╭─ Dataset entries

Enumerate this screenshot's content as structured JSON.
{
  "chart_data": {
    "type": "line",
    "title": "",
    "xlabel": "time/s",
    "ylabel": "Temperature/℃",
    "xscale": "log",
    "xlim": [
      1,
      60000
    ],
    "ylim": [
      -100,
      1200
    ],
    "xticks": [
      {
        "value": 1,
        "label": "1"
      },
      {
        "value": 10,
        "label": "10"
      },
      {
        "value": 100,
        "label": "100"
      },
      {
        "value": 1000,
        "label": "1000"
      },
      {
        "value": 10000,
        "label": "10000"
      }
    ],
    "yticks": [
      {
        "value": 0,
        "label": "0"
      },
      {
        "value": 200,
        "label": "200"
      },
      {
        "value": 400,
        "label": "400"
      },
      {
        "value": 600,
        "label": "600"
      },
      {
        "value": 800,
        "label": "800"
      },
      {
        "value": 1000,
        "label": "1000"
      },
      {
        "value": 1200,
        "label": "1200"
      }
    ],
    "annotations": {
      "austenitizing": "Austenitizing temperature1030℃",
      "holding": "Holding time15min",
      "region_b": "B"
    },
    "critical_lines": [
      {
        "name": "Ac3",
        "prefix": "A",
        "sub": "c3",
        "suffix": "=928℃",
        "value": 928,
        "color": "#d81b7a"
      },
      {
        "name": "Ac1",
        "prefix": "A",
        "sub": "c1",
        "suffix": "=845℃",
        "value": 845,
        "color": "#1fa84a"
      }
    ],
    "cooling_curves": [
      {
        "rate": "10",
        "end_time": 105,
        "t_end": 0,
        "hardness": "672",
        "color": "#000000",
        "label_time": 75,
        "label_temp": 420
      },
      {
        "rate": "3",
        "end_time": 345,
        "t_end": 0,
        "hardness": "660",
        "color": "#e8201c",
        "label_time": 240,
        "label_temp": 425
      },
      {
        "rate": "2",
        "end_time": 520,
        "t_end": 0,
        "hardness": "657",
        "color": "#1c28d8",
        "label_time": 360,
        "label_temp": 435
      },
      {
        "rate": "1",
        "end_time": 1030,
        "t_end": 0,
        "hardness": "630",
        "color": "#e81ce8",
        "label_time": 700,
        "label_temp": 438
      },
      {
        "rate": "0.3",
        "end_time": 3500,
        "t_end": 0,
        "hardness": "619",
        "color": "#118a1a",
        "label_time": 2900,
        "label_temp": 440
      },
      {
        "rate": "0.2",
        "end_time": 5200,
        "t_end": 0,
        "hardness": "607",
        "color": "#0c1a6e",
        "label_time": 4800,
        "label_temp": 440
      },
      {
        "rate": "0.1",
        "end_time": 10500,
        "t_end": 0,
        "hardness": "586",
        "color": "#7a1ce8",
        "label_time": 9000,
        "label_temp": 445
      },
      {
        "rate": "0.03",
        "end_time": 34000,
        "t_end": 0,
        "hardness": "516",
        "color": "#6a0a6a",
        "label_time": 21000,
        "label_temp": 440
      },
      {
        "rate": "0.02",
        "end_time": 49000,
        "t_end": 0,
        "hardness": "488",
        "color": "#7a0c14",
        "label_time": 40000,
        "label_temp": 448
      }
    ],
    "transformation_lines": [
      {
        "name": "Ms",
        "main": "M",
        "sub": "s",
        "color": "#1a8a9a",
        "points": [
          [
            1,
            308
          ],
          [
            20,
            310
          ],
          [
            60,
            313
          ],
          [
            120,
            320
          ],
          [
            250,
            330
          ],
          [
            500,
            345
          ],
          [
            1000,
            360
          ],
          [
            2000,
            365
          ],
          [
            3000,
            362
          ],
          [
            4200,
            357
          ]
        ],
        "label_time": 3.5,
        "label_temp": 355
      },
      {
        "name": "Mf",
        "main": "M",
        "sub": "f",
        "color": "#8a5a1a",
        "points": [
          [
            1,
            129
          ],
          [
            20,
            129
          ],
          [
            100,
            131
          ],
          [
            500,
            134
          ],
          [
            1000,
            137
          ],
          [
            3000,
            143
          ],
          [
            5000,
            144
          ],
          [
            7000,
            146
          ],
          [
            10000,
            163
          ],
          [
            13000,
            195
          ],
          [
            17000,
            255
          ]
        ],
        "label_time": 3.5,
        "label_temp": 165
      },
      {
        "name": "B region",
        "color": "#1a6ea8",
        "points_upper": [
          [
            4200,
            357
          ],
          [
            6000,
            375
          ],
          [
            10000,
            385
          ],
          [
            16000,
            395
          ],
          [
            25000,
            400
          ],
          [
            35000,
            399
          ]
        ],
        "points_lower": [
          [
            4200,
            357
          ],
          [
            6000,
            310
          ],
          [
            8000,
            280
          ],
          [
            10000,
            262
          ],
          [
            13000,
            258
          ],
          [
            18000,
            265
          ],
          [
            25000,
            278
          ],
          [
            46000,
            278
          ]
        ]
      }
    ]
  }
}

╰─

#### Requirements:
Only lines with the word "hardness" should be collected from the material.

#### Output for this task:
        "hardness": "672",
        "hardness": "660",
        "hardness": "657",
        "hardness": "630",
        "hardness": "619",
        "hardness": "607",
        "hardness": "586",
        "hardness": "516",
        "hardness": "488",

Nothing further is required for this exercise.